Dataset items:
>> Begin

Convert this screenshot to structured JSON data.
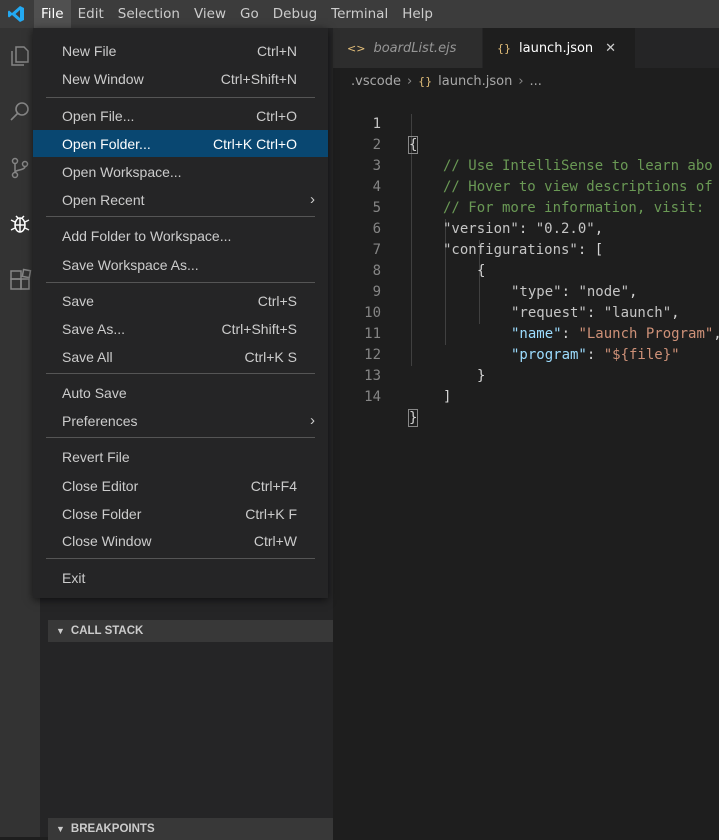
{
  "menubar": [
    "File",
    "Edit",
    "Selection",
    "View",
    "Go",
    "Debug",
    "Terminal",
    "Help"
  ],
  "file_menu": {
    "new_file": {
      "label": "New File",
      "shortcut": "Ctrl+N"
    },
    "new_window": {
      "label": "New Window",
      "shortcut": "Ctrl+Shift+N"
    },
    "open_file": {
      "label": "Open File...",
      "shortcut": "Ctrl+O"
    },
    "open_folder": {
      "label": "Open Folder...",
      "shortcut": "Ctrl+K Ctrl+O"
    },
    "open_workspace": {
      "label": "Open Workspace..."
    },
    "open_recent": {
      "label": "Open Recent"
    },
    "add_folder": {
      "label": "Add Folder to Workspace..."
    },
    "save_workspace_as": {
      "label": "Save Workspace As..."
    },
    "save": {
      "label": "Save",
      "shortcut": "Ctrl+S"
    },
    "save_as": {
      "label": "Save As...",
      "shortcut": "Ctrl+Shift+S"
    },
    "save_all": {
      "label": "Save All",
      "shortcut": "Ctrl+K S"
    },
    "auto_save": {
      "label": "Auto Save"
    },
    "preferences": {
      "label": "Preferences"
    },
    "revert_file": {
      "label": "Revert File"
    },
    "close_editor": {
      "label": "Close Editor",
      "shortcut": "Ctrl+F4"
    },
    "close_folder": {
      "label": "Close Folder",
      "shortcut": "Ctrl+K F"
    },
    "close_window": {
      "label": "Close Window",
      "shortcut": "Ctrl+W"
    },
    "exit": {
      "label": "Exit"
    }
  },
  "sidebar": {
    "call_stack": "CALL STACK",
    "breakpoints": "BREAKPOINTS"
  },
  "tabs": [
    {
      "label": "boardList.ejs",
      "icon": "<>"
    },
    {
      "label": "launch.json",
      "icon": "{}"
    }
  ],
  "breadcrumb": {
    "folder": ".vscode",
    "file": "launch.json",
    "more": "..."
  },
  "code": {
    "line_numbers": [
      "1",
      "2",
      "3",
      "4",
      "5",
      "6",
      "7",
      "8",
      "9",
      "10",
      "11",
      "12",
      "13",
      "14"
    ],
    "l1": "{",
    "l2": "// Use IntelliSense to learn abo",
    "l3": "// Hover to view descriptions of",
    "l4": "// For more information, visit: ",
    "l5_key": "\"version\"",
    "l5_val": "\"0.2.0\"",
    "l6_key": "\"configurations\"",
    "l7": "{",
    "l8_key": "\"type\"",
    "l8_val": "\"node\"",
    "l9_key": "\"request\"",
    "l9_val": "\"launch\"",
    "l10_key": "\"name\"",
    "l10_val": "\"Launch Program\"",
    "l11_key": "\"program\"",
    "l11_val": "\"${file}\"",
    "l12": "}",
    "l13": "]",
    "l14": "}"
  },
  "colors": {
    "accent": "#094771",
    "logo": "#23a9f2",
    "comment": "#6a9955",
    "string": "#ce9178",
    "key": "#9cdcfe"
  }
}
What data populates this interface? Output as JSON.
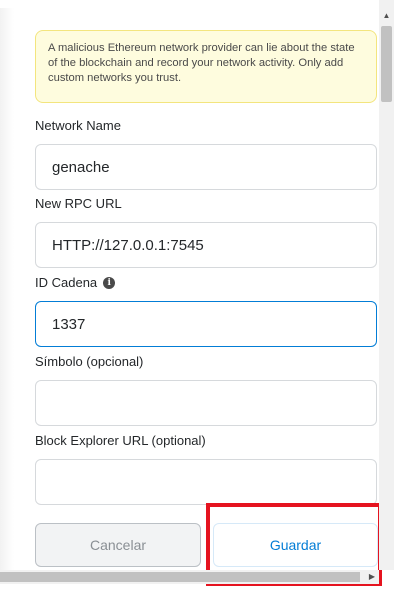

>> End

▶ TO DO: Tally the lines above that contain the word "Shift", and reply with only the number.

▶ RESPONSE: 2